Copy out the lines that have "name" in them.

━━━━

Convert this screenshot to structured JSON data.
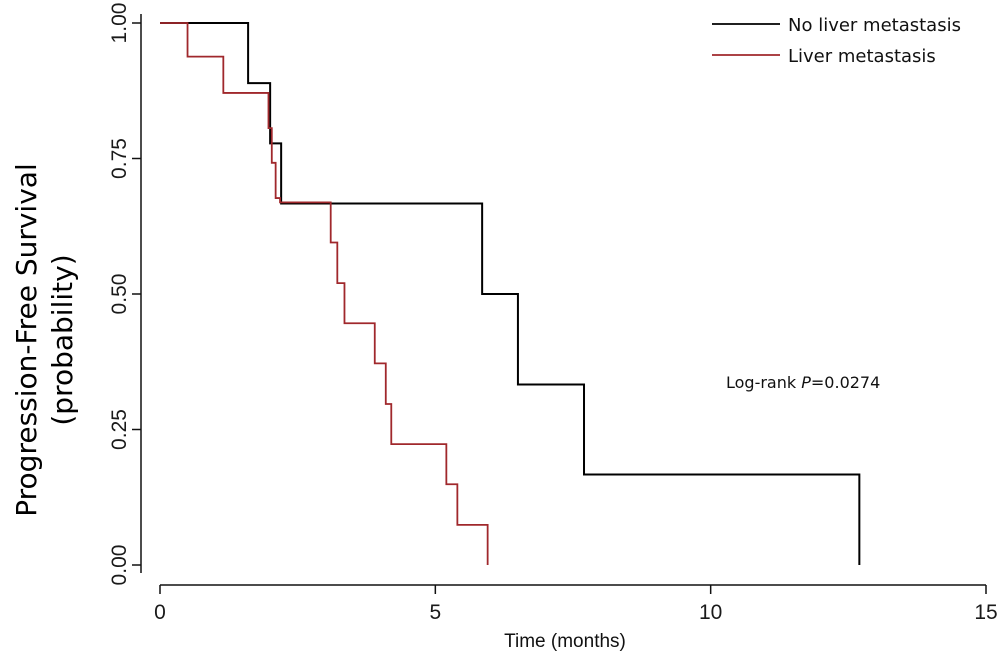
{
  "chart_data": {
    "type": "line",
    "subtype": "kaplan-meier-step",
    "title": "",
    "xlabel": "Time (months)",
    "ylabel_line1": "Progression-Free Survival",
    "ylabel_line2": "(probability)",
    "xlim": [
      0,
      15
    ],
    "ylim": [
      0,
      1
    ],
    "x_ticks": [
      0,
      5,
      10,
      15
    ],
    "x_tick_labels": [
      "0",
      "5",
      "10",
      "15"
    ],
    "y_ticks": [
      0,
      0.25,
      0.5,
      0.75,
      1
    ],
    "y_tick_labels": [
      "0.00",
      "0.25",
      "0.50",
      "0.75",
      "1.00"
    ],
    "grid": false,
    "legend_position": "top-right",
    "annotation": {
      "prefix": "Log-rank ",
      "italic": "P",
      "suffix": "=0.0274"
    },
    "series": [
      {
        "name": "No liver metastasis",
        "color": "#000000",
        "x": [
          0,
          1.6,
          2.0,
          2.2,
          5.85,
          6.5,
          7.7,
          12.7
        ],
        "y": [
          1.0,
          0.889,
          0.778,
          0.667,
          0.5,
          0.333,
          0.167,
          0.0
        ]
      },
      {
        "name": "Liver metastasis",
        "color": "#a0282c",
        "x": [
          0,
          0.5,
          1.15,
          1.97,
          2.03,
          2.1,
          2.18,
          3.1,
          3.22,
          3.35,
          3.9,
          4.1,
          4.2,
          5.2,
          5.4,
          5.95
        ],
        "y": [
          1.0,
          0.938,
          0.871,
          0.806,
          0.742,
          0.677,
          0.669,
          0.595,
          0.52,
          0.446,
          0.372,
          0.297,
          0.223,
          0.149,
          0.074,
          0.0
        ]
      }
    ]
  }
}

━━━━

SOLUTION TO THE EXERCISE
        "name": "No liver metastasis",
        "name": "Liver metastasis",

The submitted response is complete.